Written exercise: What follows is a block of records; restate each one word for word.

Source data:
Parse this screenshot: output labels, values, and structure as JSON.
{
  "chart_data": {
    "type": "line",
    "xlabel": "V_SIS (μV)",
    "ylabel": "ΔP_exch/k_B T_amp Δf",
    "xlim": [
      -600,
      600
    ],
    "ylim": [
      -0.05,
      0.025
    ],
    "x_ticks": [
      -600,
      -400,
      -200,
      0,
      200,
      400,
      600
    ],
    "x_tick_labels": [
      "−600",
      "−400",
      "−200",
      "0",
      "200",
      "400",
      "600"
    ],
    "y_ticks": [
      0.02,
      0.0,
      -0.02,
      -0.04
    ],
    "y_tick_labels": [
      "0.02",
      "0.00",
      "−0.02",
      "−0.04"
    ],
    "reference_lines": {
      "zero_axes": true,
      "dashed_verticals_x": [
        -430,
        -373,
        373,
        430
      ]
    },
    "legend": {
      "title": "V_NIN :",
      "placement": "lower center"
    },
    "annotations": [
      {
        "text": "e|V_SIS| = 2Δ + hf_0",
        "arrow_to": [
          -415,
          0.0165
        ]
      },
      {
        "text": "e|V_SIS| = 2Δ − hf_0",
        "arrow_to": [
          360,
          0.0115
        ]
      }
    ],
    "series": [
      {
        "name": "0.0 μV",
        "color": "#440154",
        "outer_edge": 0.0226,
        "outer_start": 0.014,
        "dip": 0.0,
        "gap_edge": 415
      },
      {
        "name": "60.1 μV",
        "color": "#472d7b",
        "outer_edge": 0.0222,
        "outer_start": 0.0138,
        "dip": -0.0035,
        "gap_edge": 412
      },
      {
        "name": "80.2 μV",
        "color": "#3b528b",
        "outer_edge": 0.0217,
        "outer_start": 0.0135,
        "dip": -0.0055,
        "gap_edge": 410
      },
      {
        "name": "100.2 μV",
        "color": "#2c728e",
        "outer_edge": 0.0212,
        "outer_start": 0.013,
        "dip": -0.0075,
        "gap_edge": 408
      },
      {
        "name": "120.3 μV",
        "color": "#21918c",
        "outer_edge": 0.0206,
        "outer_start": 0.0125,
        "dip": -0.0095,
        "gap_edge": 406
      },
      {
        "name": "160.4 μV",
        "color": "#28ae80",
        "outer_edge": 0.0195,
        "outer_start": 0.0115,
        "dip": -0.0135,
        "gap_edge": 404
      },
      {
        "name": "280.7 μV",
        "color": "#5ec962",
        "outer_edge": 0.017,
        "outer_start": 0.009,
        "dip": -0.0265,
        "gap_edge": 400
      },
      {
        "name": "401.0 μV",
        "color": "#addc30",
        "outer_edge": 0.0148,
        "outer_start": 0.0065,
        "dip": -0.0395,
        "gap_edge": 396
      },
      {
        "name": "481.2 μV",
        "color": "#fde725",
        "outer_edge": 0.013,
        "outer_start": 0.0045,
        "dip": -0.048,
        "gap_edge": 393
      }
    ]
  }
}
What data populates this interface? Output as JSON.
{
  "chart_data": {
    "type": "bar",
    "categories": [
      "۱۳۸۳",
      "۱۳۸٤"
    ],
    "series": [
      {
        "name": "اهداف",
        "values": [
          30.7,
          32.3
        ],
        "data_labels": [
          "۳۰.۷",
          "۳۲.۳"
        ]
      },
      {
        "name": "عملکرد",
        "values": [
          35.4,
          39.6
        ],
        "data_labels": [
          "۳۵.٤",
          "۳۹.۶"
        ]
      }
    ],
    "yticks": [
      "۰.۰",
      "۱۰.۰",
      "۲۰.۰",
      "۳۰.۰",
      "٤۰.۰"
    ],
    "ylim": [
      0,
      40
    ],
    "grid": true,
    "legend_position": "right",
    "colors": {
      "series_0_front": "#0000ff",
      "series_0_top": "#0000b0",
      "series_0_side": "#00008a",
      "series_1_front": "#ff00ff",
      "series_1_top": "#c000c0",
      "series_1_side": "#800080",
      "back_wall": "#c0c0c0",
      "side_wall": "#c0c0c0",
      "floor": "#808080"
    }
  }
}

Answer to this problem:
Parse this screenshot: output labels, values, and structure as JSON.
{
  "chart_data": {
    "type": "line",
    "xlabel": "V_SIS (μV)",
    "ylabel": "ΔP_exch/k_B T_amp Δf",
    "xlim": [
      -600,
      600
    ],
    "ylim": [
      -0.05,
      0.025
    ],
    "x_ticks": [
      -600,
      -400,
      -200,
      0,
      200,
      400,
      600
    ],
    "x_tick_labels": [
      "−600",
      "−400",
      "−200",
      "0",
      "200",
      "400",
      "600"
    ],
    "y_ticks": [
      0.02,
      0.0,
      -0.02,
      -0.04
    ],
    "y_tick_labels": [
      "0.02",
      "0.00",
      "−0.02",
      "−0.04"
    ],
    "reference_lines": {
      "zero_axes": true,
      "dashed_verticals_x": [
        -430,
        -373,
        373,
        430
      ]
    },
    "legend": {
      "title": "V_NIN :",
      "placement": "lower center"
    },
    "annotations": [
      {
        "text": "e|V_SIS| = 2Δ + hf_0",
        "arrow_to": [
          -415,
          0.0165
        ]
      },
      {
        "text": "e|V_SIS| = 2Δ − hf_0",
        "arrow_to": [
          360,
          0.0115
        ]
      }
    ],
    "series": [
      {
        "name": "0.0 μV",
        "color": "#440154",
        "outer_edge": 0.0226,
        "outer_start": 0.014,
        "dip": 0.0,
        "gap_edge": 415
      },
      {
        "name": "60.1 μV",
        "color": "#472d7b",
        "outer_edge": 0.0222,
        "outer_start": 0.0138,
        "dip": -0.0035,
        "gap_edge": 412
      },
      {
        "name": "80.2 μV",
        "color": "#3b528b",
        "outer_edge": 0.0217,
        "outer_start": 0.0135,
        "dip": -0.0055,
        "gap_edge": 410
      },
      {
        "name": "100.2 μV",
        "color": "#2c728e",
        "outer_edge": 0.0212,
        "outer_start": 0.013,
        "dip": -0.0075,
        "gap_edge": 408
      },
      {
        "name": "120.3 μV",
        "color": "#21918c",
        "outer_edge": 0.0206,
        "outer_start": 0.0125,
        "dip": -0.0095,
        "gap_edge": 406
      },
      {
        "name": "160.4 μV",
        "color": "#28ae80",
        "outer_edge": 0.0195,
        "outer_start": 0.0115,
        "dip": -0.0135,
        "gap_edge": 404
      },
      {
        "name": "280.7 μV",
        "color": "#5ec962",
        "outer_edge": 0.017,
        "outer_start": 0.009,
        "dip": -0.0265,
        "gap_edge": 400
      },
      {
        "name": "401.0 μV",
        "color": "#addc30",
        "outer_edge": 0.0148,
        "outer_start": 0.0065,
        "dip": -0.0395,
        "gap_edge": 396
      },
      {
        "name": "481.2 μV",
        "color": "#fde725",
        "outer_edge": 0.013,
        "outer_start": 0.0045,
        "dip": -0.048,
        "gap_edge": 393
      }
    ]
  }
}
What data populates this interface? Output as JSON.
{
  "chart_data": {
    "type": "bar",
    "categories": [
      "۱۳۸۳",
      "۱۳۸٤"
    ],
    "series": [
      {
        "name": "اهداف",
        "values": [
          30.7,
          32.3
        ],
        "data_labels": [
          "۳۰.۷",
          "۳۲.۳"
        ]
      },
      {
        "name": "عملکرد",
        "values": [
          35.4,
          39.6
        ],
        "data_labels": [
          "۳۵.٤",
          "۳۹.۶"
        ]
      }
    ],
    "yticks": [
      "۰.۰",
      "۱۰.۰",
      "۲۰.۰",
      "۳۰.۰",
      "٤۰.۰"
    ],
    "ylim": [
      0,
      40
    ],
    "grid": true,
    "legend_position": "right",
    "colors": {
      "series_0_front": "#0000ff",
      "series_0_top": "#0000b0",
      "series_0_side": "#00008a",
      "series_1_front": "#ff00ff",
      "series_1_top": "#c000c0",
      "series_1_side": "#800080",
      "back_wall": "#c0c0c0",
      "side_wall": "#c0c0c0",
      "floor": "#808080"
    }
  }
}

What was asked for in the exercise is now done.